### GIVEN RECORDS ###

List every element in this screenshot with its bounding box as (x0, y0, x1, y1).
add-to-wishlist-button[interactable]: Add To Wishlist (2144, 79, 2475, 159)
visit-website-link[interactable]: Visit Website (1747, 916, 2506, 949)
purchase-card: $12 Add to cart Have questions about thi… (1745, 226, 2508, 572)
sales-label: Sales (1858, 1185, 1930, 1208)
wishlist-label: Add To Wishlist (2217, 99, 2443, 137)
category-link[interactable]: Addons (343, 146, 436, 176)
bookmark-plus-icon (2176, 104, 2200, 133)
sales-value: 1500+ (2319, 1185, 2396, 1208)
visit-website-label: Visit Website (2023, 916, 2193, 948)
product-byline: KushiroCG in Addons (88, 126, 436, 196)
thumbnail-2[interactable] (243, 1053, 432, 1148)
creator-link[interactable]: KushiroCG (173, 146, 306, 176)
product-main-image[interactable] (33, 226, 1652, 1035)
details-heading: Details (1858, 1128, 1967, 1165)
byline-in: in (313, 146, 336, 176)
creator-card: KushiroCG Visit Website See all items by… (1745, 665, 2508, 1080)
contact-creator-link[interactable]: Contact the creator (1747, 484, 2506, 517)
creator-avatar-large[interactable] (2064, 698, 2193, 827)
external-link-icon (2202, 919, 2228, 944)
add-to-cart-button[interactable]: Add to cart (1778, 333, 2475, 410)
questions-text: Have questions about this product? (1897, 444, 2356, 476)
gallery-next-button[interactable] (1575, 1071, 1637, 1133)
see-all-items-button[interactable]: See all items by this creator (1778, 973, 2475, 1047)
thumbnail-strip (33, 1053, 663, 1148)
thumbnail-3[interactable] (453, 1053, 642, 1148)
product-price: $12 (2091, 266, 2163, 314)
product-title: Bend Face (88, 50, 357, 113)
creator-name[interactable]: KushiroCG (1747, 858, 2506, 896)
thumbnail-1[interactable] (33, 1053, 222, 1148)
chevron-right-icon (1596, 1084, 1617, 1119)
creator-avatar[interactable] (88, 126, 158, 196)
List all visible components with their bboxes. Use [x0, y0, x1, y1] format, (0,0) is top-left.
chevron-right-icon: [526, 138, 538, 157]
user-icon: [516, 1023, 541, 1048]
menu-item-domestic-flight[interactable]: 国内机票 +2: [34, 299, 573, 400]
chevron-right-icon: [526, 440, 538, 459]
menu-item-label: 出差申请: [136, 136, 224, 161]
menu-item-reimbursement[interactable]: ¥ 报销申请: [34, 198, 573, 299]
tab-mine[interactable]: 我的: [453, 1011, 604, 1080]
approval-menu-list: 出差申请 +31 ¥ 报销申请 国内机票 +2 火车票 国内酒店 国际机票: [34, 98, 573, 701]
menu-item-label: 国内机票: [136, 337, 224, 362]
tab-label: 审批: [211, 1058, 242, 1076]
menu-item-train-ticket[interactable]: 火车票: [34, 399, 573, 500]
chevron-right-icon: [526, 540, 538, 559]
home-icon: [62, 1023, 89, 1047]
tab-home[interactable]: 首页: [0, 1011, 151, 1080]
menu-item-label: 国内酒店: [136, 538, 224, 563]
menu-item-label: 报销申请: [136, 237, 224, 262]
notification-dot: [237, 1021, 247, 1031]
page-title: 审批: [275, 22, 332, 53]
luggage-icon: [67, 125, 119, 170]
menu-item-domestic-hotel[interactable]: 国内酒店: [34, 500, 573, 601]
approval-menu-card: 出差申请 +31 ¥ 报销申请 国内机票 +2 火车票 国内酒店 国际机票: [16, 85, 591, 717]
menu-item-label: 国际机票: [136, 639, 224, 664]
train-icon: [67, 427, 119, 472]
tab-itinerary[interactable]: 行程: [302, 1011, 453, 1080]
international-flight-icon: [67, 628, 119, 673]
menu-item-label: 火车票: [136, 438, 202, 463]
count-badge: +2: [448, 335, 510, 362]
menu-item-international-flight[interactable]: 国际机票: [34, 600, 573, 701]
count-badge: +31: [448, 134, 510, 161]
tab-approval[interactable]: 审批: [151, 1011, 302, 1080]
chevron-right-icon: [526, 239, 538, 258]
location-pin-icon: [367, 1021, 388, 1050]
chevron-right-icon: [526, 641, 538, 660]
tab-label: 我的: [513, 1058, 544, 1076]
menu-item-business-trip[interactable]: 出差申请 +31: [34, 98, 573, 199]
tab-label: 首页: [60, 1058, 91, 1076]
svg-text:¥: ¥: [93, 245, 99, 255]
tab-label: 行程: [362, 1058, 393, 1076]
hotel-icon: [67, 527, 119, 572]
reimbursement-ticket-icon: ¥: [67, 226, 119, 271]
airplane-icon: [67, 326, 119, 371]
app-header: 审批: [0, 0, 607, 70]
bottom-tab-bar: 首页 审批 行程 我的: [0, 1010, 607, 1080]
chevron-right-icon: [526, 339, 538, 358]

###

### [GIVEN INSTRUCTION]
Write out all of the lines above without changing anything.

### [FINAL RESULT]
List every element in this screenshot with its bounding box as (x0, y0, x1, y1).
add-to-wishlist-button[interactable]: Add To Wishlist (2144, 79, 2475, 159)
visit-website-link[interactable]: Visit Website (1747, 916, 2506, 949)
purchase-card: $12 Add to cart Have questions about thi… (1745, 226, 2508, 572)
sales-label: Sales (1858, 1185, 1930, 1208)
wishlist-label: Add To Wishlist (2217, 99, 2443, 137)
category-link[interactable]: Addons (343, 146, 436, 176)
bookmark-plus-icon (2176, 104, 2200, 133)
sales-value: 1500+ (2319, 1185, 2396, 1208)
visit-website-label: Visit Website (2023, 916, 2193, 948)
product-byline: KushiroCG in Addons (88, 126, 436, 196)
thumbnail-2[interactable] (243, 1053, 432, 1148)
creator-link[interactable]: KushiroCG (173, 146, 306, 176)
product-main-image[interactable] (33, 226, 1652, 1035)
details-heading: Details (1858, 1128, 1967, 1165)
byline-in: in (313, 146, 336, 176)
creator-card: KushiroCG Visit Website See all items by… (1745, 665, 2508, 1080)
contact-creator-link[interactable]: Contact the creator (1747, 484, 2506, 517)
creator-avatar-large[interactable] (2064, 698, 2193, 827)
external-link-icon (2202, 919, 2228, 944)
add-to-cart-button[interactable]: Add to cart (1778, 333, 2475, 410)
questions-text: Have questions about this product? (1897, 444, 2356, 476)
gallery-next-button[interactable] (1575, 1071, 1637, 1133)
see-all-items-button[interactable]: See all items by this creator (1778, 973, 2475, 1047)
thumbnail-strip (33, 1053, 663, 1148)
thumbnail-3[interactable] (453, 1053, 642, 1148)
product-price: $12 (2091, 266, 2163, 314)
product-title: Bend Face (88, 50, 357, 113)
creator-name[interactable]: KushiroCG (1747, 858, 2506, 896)
thumbnail-1[interactable] (33, 1053, 222, 1148)
chevron-right-icon (1596, 1084, 1617, 1119)
creator-avatar[interactable] (88, 126, 158, 196)
List all visible components with their bboxes. Use [x0, y0, x1, y1] format, (0,0) is top-left.
chevron-right-icon: [526, 138, 538, 157]
user-icon: [516, 1023, 541, 1048]
menu-item-domestic-flight[interactable]: 国内机票 +2: [34, 299, 573, 400]
chevron-right-icon: [526, 440, 538, 459]
menu-item-label: 出差申请: [136, 136, 224, 161]
menu-item-reimbursement[interactable]: ¥ 报销申请: [34, 198, 573, 299]
tab-mine[interactable]: 我的: [453, 1011, 604, 1080]
approval-menu-list: 出差申请 +31 ¥ 报销申请 国内机票 +2 火车票 国内酒店 国际机票: [34, 98, 573, 701]
menu-item-label: 国内机票: [136, 337, 224, 362]
tab-label: 审批: [211, 1058, 242, 1076]
menu-item-train-ticket[interactable]: 火车票: [34, 399, 573, 500]
chevron-right-icon: [526, 540, 538, 559]
home-icon: [62, 1023, 89, 1047]
tab-home[interactable]: 首页: [0, 1011, 151, 1080]
menu-item-label: 国内酒店: [136, 538, 224, 563]
menu-item-label: 报销申请: [136, 237, 224, 262]
notification-dot: [237, 1021, 247, 1031]
page-title: 审批: [275, 22, 332, 53]
luggage-icon: [67, 125, 119, 170]
menu-item-domestic-hotel[interactable]: 国内酒店: [34, 500, 573, 601]
approval-menu-card: 出差申请 +31 ¥ 报销申请 国内机票 +2 火车票 国内酒店 国际机票: [16, 85, 591, 717]
menu-item-label: 国际机票: [136, 639, 224, 664]
train-icon: [67, 427, 119, 472]
tab-itinerary[interactable]: 行程: [302, 1011, 453, 1080]
international-flight-icon: [67, 628, 119, 673]
menu-item-label: 火车票: [136, 438, 202, 463]
count-badge: +2: [448, 335, 510, 362]
menu-item-international-flight[interactable]: 国际机票: [34, 600, 573, 701]
count-badge: +31: [448, 134, 510, 161]
tab-approval[interactable]: 审批: [151, 1011, 302, 1080]
chevron-right-icon: [526, 239, 538, 258]
location-pin-icon: [367, 1021, 388, 1050]
chevron-right-icon: [526, 641, 538, 660]
tab-label: 我的: [513, 1058, 544, 1076]
menu-item-business-trip[interactable]: 出差申请 +31: [34, 98, 573, 199]
tab-label: 首页: [60, 1058, 91, 1076]
svg-text:¥: ¥: [93, 245, 99, 255]
tab-label: 行程: [362, 1058, 393, 1076]
hotel-icon: [67, 527, 119, 572]
reimbursement-ticket-icon: ¥: [67, 226, 119, 271]
airplane-icon: [67, 326, 119, 371]
app-header: 审批: [0, 0, 607, 70]
bottom-tab-bar: 首页 审批 行程 我的: [0, 1010, 607, 1080]
chevron-right-icon: [526, 339, 538, 358]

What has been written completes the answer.